**** Supplied records ****
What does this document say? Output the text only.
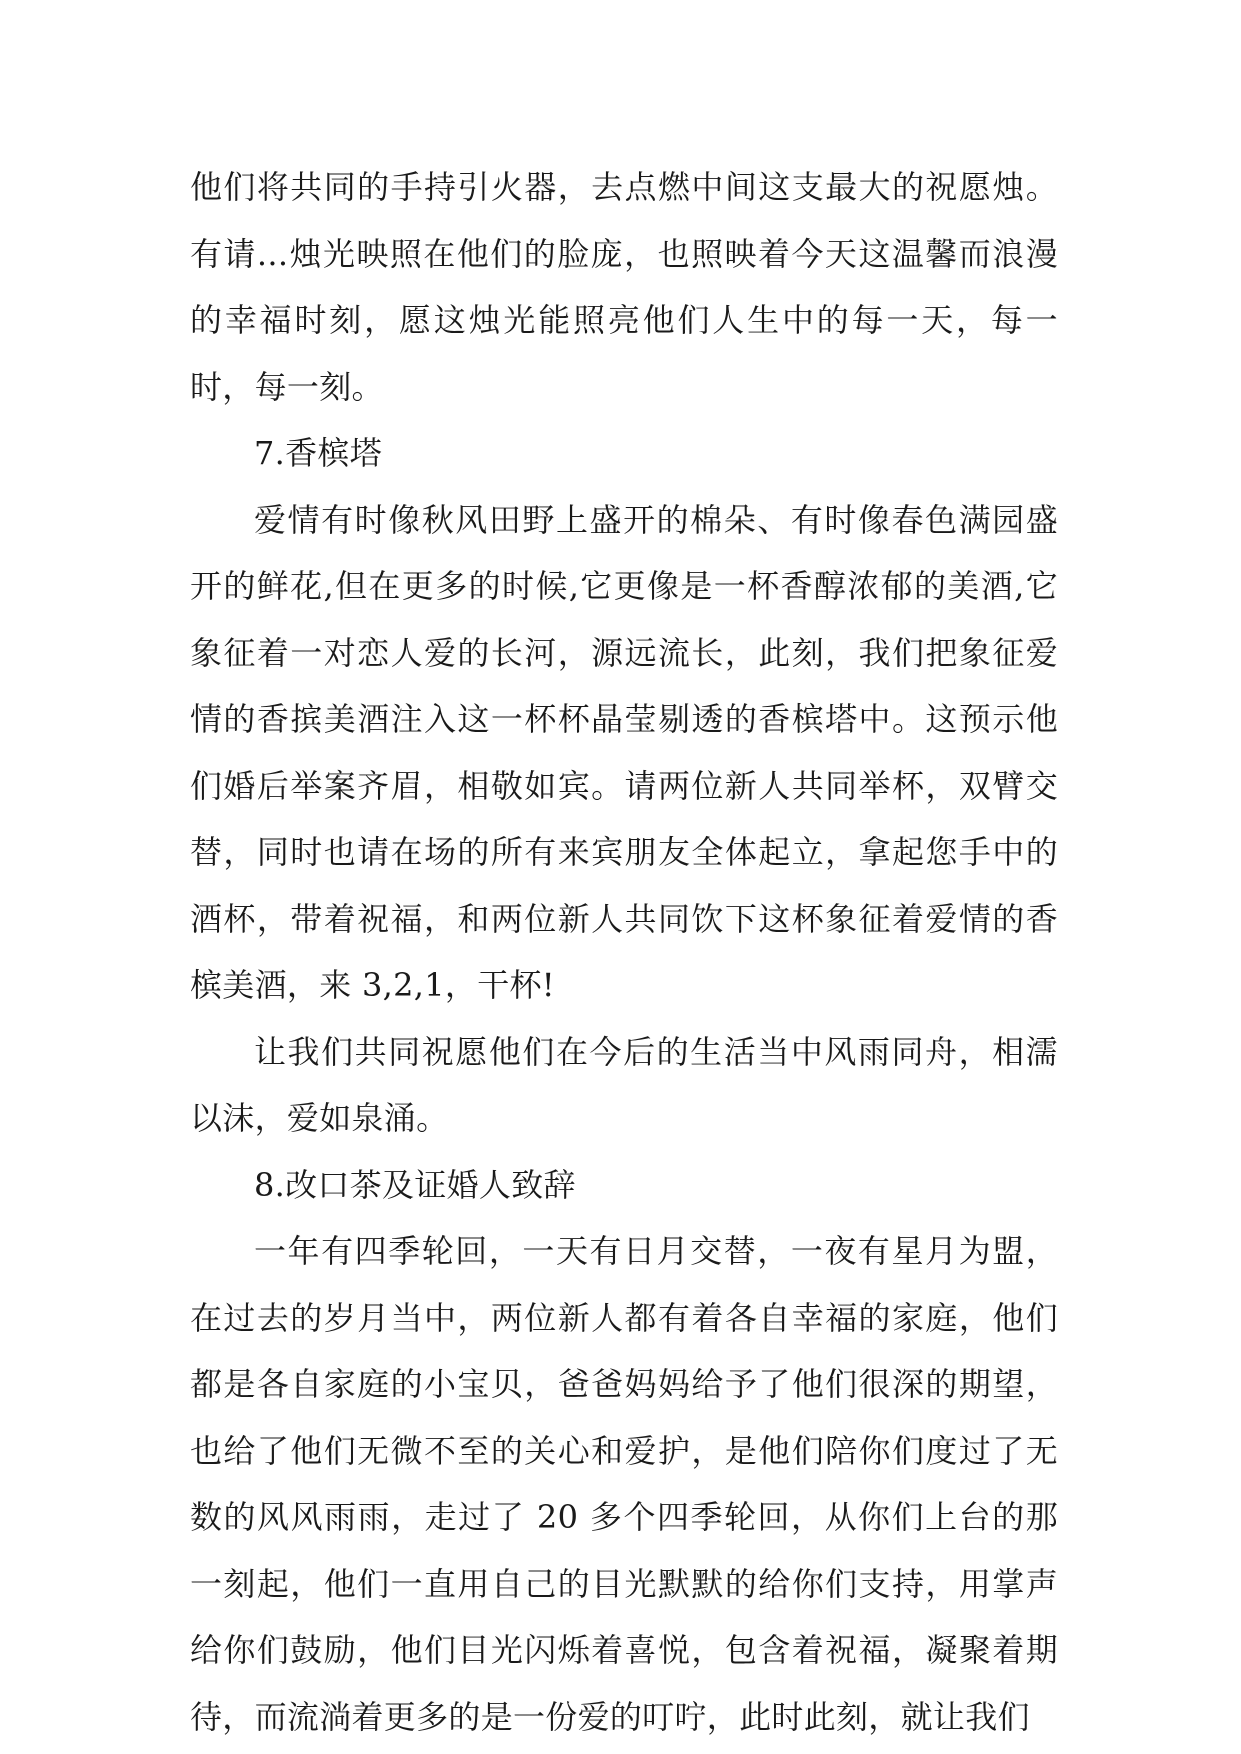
他们将共同的手持引火器，去点燃中间这支最大的祝愿烛。有请...烛光映照在他们的脸庞，也照映着今天这温馨而浪漫的幸福时刻，愿这烛光能照亮他们人生中的每一天，每一时，每一刻。

7.香槟塔

爱情有时像秋风田野上盛开的棉朵、有时像春色满园盛开的鲜花,但在更多的时候,它更像是一杯香醇浓郁的美酒,它象征着一对恋人爱的长河，源远流长，此刻，我们把象征爱情的香摈美酒注入这一杯杯晶莹剔透的香槟塔中。这预示他们婚后举案齐眉，相敬如宾。请两位新人共同举杯，双臂交替，同时也请在场的所有来宾朋友全体起立，拿起您手中的酒杯，带着祝福，和两位新人共同饮下这杯象征着爱情的香槟美酒，来 3,2,1，干杯!

让我们共同祝愿他们在今后的生活当中风雨同舟，相濡以沫，爱如泉涌。

8.改口茶及证婚人致辞

一年有四季轮回，一天有日月交替，一夜有星月为盟，在过去的岁月当中，两位新人都有着各自幸福的家庭，他们都是各自家庭的小宝贝，爸爸妈妈给予了他们很深的期望，也给了他们无微不至的关心和爱护，是他们陪你们度过了无数的风风雨雨，走过了 20 多个四季轮回，从你们上台的那一刻起，他们一直用自己的目光默默的给你们支持，用掌声给你们鼓励，他们目光闪烁着喜悦，包含着祝福，凝聚着期待，而流淌着更多的是一份爱的叮咛，此时此刻，就让我们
****
> Exercise details:
Quote all the lines above exactly as given. Do not include the pictures.

> Written response:
What does this document say? Output the text only.
他们将共同的手持引火器，去点燃中间这支最大的祝愿烛。有请...烛光映照在他们的脸庞，也照映着今天这温馨而浪漫的幸福时刻，愿这烛光能照亮他们人生中的每一天，每一时，每一刻。

7.香槟塔

爱情有时像秋风田野上盛开的棉朵、有时像春色满园盛开的鲜花,但在更多的时候,它更像是一杯香醇浓郁的美酒,它象征着一对恋人爱的长河，源远流长，此刻，我们把象征爱情的香摈美酒注入这一杯杯晶莹剔透的香槟塔中。这预示他们婚后举案齐眉，相敬如宾。请两位新人共同举杯，双臂交替，同时也请在场的所有来宾朋友全体起立，拿起您手中的酒杯，带着祝福，和两位新人共同饮下这杯象征着爱情的香槟美酒，来 3,2,1，干杯!

让我们共同祝愿他们在今后的生活当中风雨同舟，相濡以沫，爱如泉涌。

8.改口茶及证婚人致辞

一年有四季轮回，一天有日月交替，一夜有星月为盟，在过去的岁月当中，两位新人都有着各自幸福的家庭，他们都是各自家庭的小宝贝，爸爸妈妈给予了他们很深的期望，也给了他们无微不至的关心和爱护，是他们陪你们度过了无数的风风雨雨，走过了 20 多个四季轮回，从你们上台的那一刻起，他们一直用自己的目光默默的给你们支持，用掌声给你们鼓励，他们目光闪烁着喜悦，包含着祝福，凝聚着期待，而流淌着更多的是一份爱的叮咛，此时此刻，就让我们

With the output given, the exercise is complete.